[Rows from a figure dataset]
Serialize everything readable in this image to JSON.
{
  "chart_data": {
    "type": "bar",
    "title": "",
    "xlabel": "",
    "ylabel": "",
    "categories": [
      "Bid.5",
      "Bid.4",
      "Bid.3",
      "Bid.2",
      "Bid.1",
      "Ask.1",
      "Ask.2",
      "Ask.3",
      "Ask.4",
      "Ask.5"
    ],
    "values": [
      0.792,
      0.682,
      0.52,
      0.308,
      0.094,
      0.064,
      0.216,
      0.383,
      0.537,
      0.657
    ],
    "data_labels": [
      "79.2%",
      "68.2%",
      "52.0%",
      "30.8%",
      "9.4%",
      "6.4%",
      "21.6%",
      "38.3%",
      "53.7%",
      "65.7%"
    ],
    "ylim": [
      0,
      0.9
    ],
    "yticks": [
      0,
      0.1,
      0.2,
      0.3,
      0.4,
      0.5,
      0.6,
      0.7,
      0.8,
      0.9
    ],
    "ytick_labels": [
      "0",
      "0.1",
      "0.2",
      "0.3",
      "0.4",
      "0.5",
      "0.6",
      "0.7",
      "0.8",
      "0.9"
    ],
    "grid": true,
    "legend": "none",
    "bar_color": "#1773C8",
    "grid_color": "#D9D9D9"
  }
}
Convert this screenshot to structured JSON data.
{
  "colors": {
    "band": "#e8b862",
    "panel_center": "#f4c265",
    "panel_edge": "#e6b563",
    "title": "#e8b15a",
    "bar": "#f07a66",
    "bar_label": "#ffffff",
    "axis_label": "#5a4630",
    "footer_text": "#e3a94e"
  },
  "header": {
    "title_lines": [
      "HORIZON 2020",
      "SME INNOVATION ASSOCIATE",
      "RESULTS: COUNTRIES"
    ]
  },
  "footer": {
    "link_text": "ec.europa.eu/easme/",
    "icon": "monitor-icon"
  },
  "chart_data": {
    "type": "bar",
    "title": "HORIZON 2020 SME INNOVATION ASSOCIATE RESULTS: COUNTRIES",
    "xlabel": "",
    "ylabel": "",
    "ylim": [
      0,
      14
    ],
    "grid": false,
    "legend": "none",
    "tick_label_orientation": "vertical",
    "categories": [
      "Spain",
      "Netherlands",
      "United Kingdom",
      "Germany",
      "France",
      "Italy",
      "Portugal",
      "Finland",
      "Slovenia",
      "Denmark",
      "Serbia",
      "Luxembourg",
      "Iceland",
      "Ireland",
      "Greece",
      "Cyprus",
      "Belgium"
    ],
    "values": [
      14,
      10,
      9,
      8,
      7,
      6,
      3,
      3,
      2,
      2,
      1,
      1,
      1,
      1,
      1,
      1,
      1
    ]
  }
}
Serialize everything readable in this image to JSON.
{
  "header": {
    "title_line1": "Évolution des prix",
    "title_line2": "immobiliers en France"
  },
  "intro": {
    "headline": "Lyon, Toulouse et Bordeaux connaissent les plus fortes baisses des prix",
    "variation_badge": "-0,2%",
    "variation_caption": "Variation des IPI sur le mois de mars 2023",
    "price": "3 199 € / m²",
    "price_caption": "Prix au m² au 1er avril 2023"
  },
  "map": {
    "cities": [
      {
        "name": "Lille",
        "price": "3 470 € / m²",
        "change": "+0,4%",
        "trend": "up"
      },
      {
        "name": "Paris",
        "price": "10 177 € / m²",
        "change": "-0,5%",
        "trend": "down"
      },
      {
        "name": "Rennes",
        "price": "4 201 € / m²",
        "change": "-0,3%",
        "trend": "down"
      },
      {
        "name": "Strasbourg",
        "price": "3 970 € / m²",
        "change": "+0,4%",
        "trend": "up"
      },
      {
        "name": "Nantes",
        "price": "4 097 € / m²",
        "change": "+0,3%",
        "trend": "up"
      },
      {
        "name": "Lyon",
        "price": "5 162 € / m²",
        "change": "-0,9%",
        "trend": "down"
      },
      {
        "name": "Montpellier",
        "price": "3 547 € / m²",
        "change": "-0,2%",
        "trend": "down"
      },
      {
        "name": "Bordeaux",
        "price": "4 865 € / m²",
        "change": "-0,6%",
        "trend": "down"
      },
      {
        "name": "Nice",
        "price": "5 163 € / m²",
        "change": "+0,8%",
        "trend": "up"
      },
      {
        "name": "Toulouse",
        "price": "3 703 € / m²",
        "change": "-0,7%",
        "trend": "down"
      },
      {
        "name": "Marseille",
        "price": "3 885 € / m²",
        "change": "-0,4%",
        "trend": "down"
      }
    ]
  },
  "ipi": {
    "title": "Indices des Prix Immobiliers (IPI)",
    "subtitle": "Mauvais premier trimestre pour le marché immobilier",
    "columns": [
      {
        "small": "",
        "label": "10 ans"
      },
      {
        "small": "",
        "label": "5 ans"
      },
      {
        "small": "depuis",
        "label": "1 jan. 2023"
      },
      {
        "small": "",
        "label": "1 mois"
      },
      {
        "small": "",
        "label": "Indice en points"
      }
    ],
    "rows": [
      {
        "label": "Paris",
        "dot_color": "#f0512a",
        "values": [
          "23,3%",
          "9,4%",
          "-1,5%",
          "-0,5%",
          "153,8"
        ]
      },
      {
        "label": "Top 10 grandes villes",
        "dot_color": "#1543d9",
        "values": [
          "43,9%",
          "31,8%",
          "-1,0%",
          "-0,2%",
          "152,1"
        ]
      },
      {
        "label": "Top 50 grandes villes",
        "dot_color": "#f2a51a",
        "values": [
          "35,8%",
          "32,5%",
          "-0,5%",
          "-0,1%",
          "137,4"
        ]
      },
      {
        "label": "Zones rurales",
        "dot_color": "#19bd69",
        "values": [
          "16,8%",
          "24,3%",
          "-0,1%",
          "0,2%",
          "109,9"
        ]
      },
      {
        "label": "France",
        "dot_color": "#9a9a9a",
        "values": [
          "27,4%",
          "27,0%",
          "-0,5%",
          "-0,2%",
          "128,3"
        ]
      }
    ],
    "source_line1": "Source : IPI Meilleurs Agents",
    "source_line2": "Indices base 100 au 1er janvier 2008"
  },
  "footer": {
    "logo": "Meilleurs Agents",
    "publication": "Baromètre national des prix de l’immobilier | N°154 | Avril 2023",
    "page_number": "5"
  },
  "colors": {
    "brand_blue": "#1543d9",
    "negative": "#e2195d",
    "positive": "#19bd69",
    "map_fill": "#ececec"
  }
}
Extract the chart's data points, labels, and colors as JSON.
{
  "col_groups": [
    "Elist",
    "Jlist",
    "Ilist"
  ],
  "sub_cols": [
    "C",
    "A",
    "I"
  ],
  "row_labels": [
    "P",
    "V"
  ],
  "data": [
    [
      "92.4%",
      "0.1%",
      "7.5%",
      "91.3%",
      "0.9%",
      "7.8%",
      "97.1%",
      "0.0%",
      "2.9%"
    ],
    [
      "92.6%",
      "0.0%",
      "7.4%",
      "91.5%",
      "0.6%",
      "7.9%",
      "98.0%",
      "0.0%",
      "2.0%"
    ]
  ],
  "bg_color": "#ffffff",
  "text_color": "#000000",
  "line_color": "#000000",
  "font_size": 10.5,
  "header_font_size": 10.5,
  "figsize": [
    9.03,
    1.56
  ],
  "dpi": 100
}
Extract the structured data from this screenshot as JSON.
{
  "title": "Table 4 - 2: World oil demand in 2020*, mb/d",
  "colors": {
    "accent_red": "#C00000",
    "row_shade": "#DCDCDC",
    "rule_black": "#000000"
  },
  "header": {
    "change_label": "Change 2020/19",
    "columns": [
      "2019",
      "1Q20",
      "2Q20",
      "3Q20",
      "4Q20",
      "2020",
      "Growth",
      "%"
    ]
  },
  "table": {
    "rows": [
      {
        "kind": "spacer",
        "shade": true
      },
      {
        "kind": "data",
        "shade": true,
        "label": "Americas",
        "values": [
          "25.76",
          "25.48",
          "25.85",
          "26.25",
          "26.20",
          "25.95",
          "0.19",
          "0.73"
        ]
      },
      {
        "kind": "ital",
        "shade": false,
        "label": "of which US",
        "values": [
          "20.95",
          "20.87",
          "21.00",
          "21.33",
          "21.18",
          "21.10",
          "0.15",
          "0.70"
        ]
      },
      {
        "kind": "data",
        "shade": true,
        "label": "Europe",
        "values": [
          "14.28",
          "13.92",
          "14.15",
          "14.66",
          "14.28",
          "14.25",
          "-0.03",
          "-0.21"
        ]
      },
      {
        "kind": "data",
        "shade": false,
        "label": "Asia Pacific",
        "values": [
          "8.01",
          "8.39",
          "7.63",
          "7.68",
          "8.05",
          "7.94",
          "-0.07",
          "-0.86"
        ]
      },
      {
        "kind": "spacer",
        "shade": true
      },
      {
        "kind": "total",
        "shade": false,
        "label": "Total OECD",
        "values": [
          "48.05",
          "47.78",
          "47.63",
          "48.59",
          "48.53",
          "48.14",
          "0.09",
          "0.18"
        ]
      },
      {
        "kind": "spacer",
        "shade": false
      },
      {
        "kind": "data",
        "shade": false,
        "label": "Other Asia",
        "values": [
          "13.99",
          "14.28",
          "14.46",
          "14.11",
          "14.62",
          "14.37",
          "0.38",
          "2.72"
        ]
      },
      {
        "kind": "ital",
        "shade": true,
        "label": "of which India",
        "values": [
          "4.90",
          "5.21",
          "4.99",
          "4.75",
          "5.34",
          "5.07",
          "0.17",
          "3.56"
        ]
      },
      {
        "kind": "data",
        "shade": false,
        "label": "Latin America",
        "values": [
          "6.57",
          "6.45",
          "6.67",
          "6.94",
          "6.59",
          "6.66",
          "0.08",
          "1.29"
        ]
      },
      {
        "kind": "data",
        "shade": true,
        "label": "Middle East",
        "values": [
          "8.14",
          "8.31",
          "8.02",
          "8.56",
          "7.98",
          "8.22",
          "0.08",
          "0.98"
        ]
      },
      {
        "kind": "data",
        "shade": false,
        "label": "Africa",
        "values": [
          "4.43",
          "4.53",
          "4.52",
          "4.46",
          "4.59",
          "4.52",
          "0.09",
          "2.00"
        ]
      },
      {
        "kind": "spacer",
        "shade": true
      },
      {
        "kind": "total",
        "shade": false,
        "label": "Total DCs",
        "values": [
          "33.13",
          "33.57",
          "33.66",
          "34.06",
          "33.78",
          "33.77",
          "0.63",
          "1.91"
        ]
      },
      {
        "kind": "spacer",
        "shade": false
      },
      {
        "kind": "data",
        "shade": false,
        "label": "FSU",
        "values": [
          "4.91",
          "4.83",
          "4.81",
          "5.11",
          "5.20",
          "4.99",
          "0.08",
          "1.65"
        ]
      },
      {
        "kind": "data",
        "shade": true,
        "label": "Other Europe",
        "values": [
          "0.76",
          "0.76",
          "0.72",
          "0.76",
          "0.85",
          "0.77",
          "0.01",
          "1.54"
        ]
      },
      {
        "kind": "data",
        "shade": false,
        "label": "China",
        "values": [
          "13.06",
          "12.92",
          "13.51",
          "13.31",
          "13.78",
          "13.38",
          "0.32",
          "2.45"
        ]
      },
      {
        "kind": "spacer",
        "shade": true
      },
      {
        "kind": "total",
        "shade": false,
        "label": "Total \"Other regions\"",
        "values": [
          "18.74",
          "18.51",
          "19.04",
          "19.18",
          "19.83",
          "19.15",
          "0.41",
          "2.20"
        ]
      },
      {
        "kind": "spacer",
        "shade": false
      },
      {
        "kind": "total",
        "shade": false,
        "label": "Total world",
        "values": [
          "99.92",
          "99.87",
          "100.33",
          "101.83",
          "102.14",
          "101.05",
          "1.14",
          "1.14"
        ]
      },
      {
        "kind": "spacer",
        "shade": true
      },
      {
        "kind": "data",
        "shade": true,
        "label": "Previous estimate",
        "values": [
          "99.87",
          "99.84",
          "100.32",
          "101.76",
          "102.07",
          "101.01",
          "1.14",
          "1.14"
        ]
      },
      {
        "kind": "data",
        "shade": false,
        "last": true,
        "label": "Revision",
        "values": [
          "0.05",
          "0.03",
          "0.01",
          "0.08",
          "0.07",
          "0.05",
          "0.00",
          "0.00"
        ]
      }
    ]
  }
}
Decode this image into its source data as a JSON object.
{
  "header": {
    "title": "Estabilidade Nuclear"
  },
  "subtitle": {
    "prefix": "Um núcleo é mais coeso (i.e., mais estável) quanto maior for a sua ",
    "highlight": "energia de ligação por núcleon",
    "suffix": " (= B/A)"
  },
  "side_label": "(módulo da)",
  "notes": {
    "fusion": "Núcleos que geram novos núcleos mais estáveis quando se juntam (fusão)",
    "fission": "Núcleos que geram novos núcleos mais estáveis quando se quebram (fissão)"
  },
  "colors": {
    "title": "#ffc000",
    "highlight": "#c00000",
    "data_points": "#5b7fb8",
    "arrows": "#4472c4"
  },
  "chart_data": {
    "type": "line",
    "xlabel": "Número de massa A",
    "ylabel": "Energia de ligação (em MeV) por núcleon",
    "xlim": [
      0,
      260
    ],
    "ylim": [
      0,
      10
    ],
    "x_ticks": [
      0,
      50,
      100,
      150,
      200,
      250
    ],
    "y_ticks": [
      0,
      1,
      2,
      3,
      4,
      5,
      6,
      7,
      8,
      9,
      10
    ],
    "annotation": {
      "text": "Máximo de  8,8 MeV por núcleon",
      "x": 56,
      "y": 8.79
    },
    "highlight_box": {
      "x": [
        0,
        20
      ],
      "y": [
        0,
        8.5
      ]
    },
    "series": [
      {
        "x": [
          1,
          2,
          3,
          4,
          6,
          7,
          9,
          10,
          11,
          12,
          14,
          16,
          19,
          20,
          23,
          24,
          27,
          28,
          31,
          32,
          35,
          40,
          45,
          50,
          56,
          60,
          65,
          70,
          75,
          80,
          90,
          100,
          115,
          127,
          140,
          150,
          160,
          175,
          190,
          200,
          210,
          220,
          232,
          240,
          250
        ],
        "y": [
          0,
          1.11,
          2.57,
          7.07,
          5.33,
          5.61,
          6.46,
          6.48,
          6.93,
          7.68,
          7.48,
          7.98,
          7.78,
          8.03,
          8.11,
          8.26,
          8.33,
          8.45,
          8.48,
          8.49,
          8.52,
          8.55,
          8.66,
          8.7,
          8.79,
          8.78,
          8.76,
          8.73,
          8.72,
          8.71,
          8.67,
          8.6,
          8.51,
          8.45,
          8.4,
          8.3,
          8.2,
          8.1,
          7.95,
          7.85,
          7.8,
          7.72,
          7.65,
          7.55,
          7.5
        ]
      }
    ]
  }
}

• **Task instructions**
Where does the word "name" appear in the listing? List each line that holds it.

• **Output below**
        "name": "Lille",
        "name": "Paris",
        "name": "Rennes",
        "name": "Strasbourg",
        "name": "Nantes",
        "name": "Lyon",
        "name": "Montpellier",
        "name": "Bordeaux",
        "name": "Nice",
        "name": "Toulouse",
        "name": "Marseille",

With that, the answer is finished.